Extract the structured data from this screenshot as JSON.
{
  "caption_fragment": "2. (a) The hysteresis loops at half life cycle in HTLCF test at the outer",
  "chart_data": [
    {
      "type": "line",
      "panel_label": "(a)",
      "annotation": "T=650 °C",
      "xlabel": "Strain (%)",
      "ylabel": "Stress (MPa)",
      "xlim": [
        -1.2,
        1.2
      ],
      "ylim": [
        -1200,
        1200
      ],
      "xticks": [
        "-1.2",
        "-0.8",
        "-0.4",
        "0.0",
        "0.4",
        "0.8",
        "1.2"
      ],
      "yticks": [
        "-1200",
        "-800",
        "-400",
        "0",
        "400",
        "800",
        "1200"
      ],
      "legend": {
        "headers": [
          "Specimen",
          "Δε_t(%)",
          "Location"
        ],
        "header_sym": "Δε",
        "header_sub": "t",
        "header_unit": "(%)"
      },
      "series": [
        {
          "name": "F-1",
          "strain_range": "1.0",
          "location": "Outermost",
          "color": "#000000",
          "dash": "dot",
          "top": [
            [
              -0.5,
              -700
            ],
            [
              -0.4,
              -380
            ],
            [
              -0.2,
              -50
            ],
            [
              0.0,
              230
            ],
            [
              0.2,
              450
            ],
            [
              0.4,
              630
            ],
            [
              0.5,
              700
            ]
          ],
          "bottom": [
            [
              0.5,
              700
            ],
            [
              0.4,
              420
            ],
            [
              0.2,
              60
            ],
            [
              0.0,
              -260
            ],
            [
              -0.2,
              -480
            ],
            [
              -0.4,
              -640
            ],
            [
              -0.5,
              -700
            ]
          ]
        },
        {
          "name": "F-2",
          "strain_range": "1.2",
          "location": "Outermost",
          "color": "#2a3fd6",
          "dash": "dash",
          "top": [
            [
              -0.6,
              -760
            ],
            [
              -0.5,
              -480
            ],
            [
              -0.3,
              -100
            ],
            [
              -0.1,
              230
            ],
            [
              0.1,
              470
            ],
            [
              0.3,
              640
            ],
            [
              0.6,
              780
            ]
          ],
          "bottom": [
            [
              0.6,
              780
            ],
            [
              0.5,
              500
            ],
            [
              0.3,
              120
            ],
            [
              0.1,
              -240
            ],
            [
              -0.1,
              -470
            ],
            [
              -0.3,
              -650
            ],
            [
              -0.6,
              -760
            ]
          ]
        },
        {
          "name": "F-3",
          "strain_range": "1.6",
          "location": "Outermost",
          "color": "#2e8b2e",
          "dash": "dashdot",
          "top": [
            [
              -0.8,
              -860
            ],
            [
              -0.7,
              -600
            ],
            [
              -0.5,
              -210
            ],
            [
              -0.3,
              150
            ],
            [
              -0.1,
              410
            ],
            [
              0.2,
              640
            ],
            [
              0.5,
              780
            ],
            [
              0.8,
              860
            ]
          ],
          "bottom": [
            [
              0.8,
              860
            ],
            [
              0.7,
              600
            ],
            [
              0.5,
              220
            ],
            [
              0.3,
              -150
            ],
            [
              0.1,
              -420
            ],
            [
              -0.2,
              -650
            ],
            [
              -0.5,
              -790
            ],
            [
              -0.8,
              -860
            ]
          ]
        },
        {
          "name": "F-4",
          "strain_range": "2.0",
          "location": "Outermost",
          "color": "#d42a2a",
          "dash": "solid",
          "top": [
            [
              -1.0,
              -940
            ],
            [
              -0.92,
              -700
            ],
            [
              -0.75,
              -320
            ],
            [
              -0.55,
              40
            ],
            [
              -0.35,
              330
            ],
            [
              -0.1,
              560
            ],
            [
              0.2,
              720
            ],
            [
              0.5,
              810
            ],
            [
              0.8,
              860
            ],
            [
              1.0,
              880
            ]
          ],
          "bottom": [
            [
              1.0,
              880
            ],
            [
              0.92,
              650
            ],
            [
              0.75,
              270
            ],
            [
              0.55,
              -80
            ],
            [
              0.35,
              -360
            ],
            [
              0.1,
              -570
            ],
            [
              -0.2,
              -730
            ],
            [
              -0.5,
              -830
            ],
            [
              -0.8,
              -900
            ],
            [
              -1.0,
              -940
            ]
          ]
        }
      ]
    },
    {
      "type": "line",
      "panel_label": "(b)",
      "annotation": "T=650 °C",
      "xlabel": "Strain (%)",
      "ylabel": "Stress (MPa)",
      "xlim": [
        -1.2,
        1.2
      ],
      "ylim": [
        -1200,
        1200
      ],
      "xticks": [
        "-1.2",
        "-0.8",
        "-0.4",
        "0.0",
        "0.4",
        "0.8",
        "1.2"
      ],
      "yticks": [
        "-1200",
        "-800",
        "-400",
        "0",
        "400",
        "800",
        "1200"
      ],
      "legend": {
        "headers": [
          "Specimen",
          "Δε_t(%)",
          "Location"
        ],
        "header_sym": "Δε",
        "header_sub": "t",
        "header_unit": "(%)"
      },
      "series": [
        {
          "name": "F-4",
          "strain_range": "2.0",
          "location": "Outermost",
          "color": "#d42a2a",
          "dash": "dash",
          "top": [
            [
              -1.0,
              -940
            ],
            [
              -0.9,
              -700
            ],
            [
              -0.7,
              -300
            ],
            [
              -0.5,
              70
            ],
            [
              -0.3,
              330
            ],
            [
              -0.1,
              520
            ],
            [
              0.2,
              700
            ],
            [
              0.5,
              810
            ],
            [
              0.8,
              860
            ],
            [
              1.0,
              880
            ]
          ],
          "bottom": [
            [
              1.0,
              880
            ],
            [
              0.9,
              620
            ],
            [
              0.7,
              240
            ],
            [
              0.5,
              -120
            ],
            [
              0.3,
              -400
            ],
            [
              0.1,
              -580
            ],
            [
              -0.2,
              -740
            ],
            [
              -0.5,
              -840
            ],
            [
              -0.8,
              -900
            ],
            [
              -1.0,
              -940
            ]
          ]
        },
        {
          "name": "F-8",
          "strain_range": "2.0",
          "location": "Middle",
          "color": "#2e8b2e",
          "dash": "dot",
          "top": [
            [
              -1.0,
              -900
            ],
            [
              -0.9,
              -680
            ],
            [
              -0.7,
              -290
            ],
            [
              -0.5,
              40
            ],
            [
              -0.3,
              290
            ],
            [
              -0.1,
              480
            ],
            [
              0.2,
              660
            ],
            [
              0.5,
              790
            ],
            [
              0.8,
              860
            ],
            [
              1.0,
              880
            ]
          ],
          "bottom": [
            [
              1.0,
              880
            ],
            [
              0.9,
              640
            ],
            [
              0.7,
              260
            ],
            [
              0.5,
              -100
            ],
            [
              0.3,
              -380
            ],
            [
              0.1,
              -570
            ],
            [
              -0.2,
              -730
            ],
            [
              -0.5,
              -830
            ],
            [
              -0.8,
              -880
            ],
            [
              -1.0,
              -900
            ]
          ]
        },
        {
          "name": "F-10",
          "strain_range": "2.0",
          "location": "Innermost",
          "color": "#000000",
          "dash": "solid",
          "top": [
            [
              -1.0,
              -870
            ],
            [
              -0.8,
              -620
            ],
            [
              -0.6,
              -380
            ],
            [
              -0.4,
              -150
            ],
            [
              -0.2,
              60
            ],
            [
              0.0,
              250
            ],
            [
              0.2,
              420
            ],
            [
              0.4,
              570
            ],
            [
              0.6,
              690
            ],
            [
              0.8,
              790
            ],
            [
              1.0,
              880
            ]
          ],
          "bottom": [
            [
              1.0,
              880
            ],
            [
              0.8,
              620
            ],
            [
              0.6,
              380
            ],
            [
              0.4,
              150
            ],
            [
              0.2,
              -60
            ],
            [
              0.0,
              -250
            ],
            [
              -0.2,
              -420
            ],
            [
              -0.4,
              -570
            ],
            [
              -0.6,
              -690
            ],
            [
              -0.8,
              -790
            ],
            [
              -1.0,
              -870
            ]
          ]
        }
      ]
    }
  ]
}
____________
EXERCISE GOAL: Repeat the listing in full, keeping every line exactly as it is.

COMPLETED TASK:
Extract the structured data from this screenshot as JSON.
{
  "caption_fragment": "2. (a) The hysteresis loops at half life cycle in HTLCF test at the outer",
  "chart_data": [
    {
      "type": "line",
      "panel_label": "(a)",
      "annotation": "T=650 °C",
      "xlabel": "Strain (%)",
      "ylabel": "Stress (MPa)",
      "xlim": [
        -1.2,
        1.2
      ],
      "ylim": [
        -1200,
        1200
      ],
      "xticks": [
        "-1.2",
        "-0.8",
        "-0.4",
        "0.0",
        "0.4",
        "0.8",
        "1.2"
      ],
      "yticks": [
        "-1200",
        "-800",
        "-400",
        "0",
        "400",
        "800",
        "1200"
      ],
      "legend": {
        "headers": [
          "Specimen",
          "Δε_t(%)",
          "Location"
        ],
        "header_sym": "Δε",
        "header_sub": "t",
        "header_unit": "(%)"
      },
      "series": [
        {
          "name": "F-1",
          "strain_range": "1.0",
          "location": "Outermost",
          "color": "#000000",
          "dash": "dot",
          "top": [
            [
              -0.5,
              -700
            ],
            [
              -0.4,
              -380
            ],
            [
              -0.2,
              -50
            ],
            [
              0.0,
              230
            ],
            [
              0.2,
              450
            ],
            [
              0.4,
              630
            ],
            [
              0.5,
              700
            ]
          ],
          "bottom": [
            [
              0.5,
              700
            ],
            [
              0.4,
              420
            ],
            [
              0.2,
              60
            ],
            [
              0.0,
              -260
            ],
            [
              -0.2,
              -480
            ],
            [
              -0.4,
              -640
            ],
            [
              -0.5,
              -700
            ]
          ]
        },
        {
          "name": "F-2",
          "strain_range": "1.2",
          "location": "Outermost",
          "color": "#2a3fd6",
          "dash": "dash",
          "top": [
            [
              -0.6,
              -760
            ],
            [
              -0.5,
              -480
            ],
            [
              -0.3,
              -100
            ],
            [
              -0.1,
              230
            ],
            [
              0.1,
              470
            ],
            [
              0.3,
              640
            ],
            [
              0.6,
              780
            ]
          ],
          "bottom": [
            [
              0.6,
              780
            ],
            [
              0.5,
              500
            ],
            [
              0.3,
              120
            ],
            [
              0.1,
              -240
            ],
            [
              -0.1,
              -470
            ],
            [
              -0.3,
              -650
            ],
            [
              -0.6,
              -760
            ]
          ]
        },
        {
          "name": "F-3",
          "strain_range": "1.6",
          "location": "Outermost",
          "color": "#2e8b2e",
          "dash": "dashdot",
          "top": [
            [
              -0.8,
              -860
            ],
            [
              -0.7,
              -600
            ],
            [
              -0.5,
              -210
            ],
            [
              -0.3,
              150
            ],
            [
              -0.1,
              410
            ],
            [
              0.2,
              640
            ],
            [
              0.5,
              780
            ],
            [
              0.8,
              860
            ]
          ],
          "bottom": [
            [
              0.8,
              860
            ],
            [
              0.7,
              600
            ],
            [
              0.5,
              220
            ],
            [
              0.3,
              -150
            ],
            [
              0.1,
              -420
            ],
            [
              -0.2,
              -650
            ],
            [
              -0.5,
              -790
            ],
            [
              -0.8,
              -860
            ]
          ]
        },
        {
          "name": "F-4",
          "strain_range": "2.0",
          "location": "Outermost",
          "color": "#d42a2a",
          "dash": "solid",
          "top": [
            [
              -1.0,
              -940
            ],
            [
              -0.92,
              -700
            ],
            [
              -0.75,
              -320
            ],
            [
              -0.55,
              40
            ],
            [
              -0.35,
              330
            ],
            [
              -0.1,
              560
            ],
            [
              0.2,
              720
            ],
            [
              0.5,
              810
            ],
            [
              0.8,
              860
            ],
            [
              1.0,
              880
            ]
          ],
          "bottom": [
            [
              1.0,
              880
            ],
            [
              0.92,
              650
            ],
            [
              0.75,
              270
            ],
            [
              0.55,
              -80
            ],
            [
              0.35,
              -360
            ],
            [
              0.1,
              -570
            ],
            [
              -0.2,
              -730
            ],
            [
              -0.5,
              -830
            ],
            [
              -0.8,
              -900
            ],
            [
              -1.0,
              -940
            ]
          ]
        }
      ]
    },
    {
      "type": "line",
      "panel_label": "(b)",
      "annotation": "T=650 °C",
      "xlabel": "Strain (%)",
      "ylabel": "Stress (MPa)",
      "xlim": [
        -1.2,
        1.2
      ],
      "ylim": [
        -1200,
        1200
      ],
      "xticks": [
        "-1.2",
        "-0.8",
        "-0.4",
        "0.0",
        "0.4",
        "0.8",
        "1.2"
      ],
      "yticks": [
        "-1200",
        "-800",
        "-400",
        "0",
        "400",
        "800",
        "1200"
      ],
      "legend": {
        "headers": [
          "Specimen",
          "Δε_t(%)",
          "Location"
        ],
        "header_sym": "Δε",
        "header_sub": "t",
        "header_unit": "(%)"
      },
      "series": [
        {
          "name": "F-4",
          "strain_range": "2.0",
          "location": "Outermost",
          "color": "#d42a2a",
          "dash": "dash",
          "top": [
            [
              -1.0,
              -940
            ],
            [
              -0.9,
              -700
            ],
            [
              -0.7,
              -300
            ],
            [
              -0.5,
              70
            ],
            [
              -0.3,
              330
            ],
            [
              -0.1,
              520
            ],
            [
              0.2,
              700
            ],
            [
              0.5,
              810
            ],
            [
              0.8,
              860
            ],
            [
              1.0,
              880
            ]
          ],
          "bottom": [
            [
              1.0,
              880
            ],
            [
              0.9,
              620
            ],
            [
              0.7,
              240
            ],
            [
              0.5,
              -120
            ],
            [
              0.3,
              -400
            ],
            [
              0.1,
              -580
            ],
            [
              -0.2,
              -740
            ],
            [
              -0.5,
              -840
            ],
            [
              -0.8,
              -900
            ],
            [
              -1.0,
              -940
            ]
          ]
        },
        {
          "name": "F-8",
          "strain_range": "2.0",
          "location": "Middle",
          "color": "#2e8b2e",
          "dash": "dot",
          "top": [
            [
              -1.0,
              -900
            ],
            [
              -0.9,
              -680
            ],
            [
              -0.7,
              -290
            ],
            [
              -0.5,
              40
            ],
            [
              -0.3,
              290
            ],
            [
              -0.1,
              480
            ],
            [
              0.2,
              660
            ],
            [
              0.5,
              790
            ],
            [
              0.8,
              860
            ],
            [
              1.0,
              880
            ]
          ],
          "bottom": [
            [
              1.0,
              880
            ],
            [
              0.9,
              640
            ],
            [
              0.7,
              260
            ],
            [
              0.5,
              -100
            ],
            [
              0.3,
              -380
            ],
            [
              0.1,
              -570
            ],
            [
              -0.2,
              -730
            ],
            [
              -0.5,
              -830
            ],
            [
              -0.8,
              -880
            ],
            [
              -1.0,
              -900
            ]
          ]
        },
        {
          "name": "F-10",
          "strain_range": "2.0",
          "location": "Innermost",
          "color": "#000000",
          "dash": "solid",
          "top": [
            [
              -1.0,
              -870
            ],
            [
              -0.8,
              -620
            ],
            [
              -0.6,
              -380
            ],
            [
              -0.4,
              -150
            ],
            [
              -0.2,
              60
            ],
            [
              0.0,
              250
            ],
            [
              0.2,
              420
            ],
            [
              0.4,
              570
            ],
            [
              0.6,
              690
            ],
            [
              0.8,
              790
            ],
            [
              1.0,
              880
            ]
          ],
          "bottom": [
            [
              1.0,
              880
            ],
            [
              0.8,
              620
            ],
            [
              0.6,
              380
            ],
            [
              0.4,
              150
            ],
            [
              0.2,
              -60
            ],
            [
              0.0,
              -250
            ],
            [
              -0.2,
              -420
            ],
            [
              -0.4,
              -570
            ],
            [
              -0.6,
              -690
            ],
            [
              -0.8,
              -790
            ],
            [
              -1.0,
              -870
            ]
          ]
        }
      ]
    }
  ]
}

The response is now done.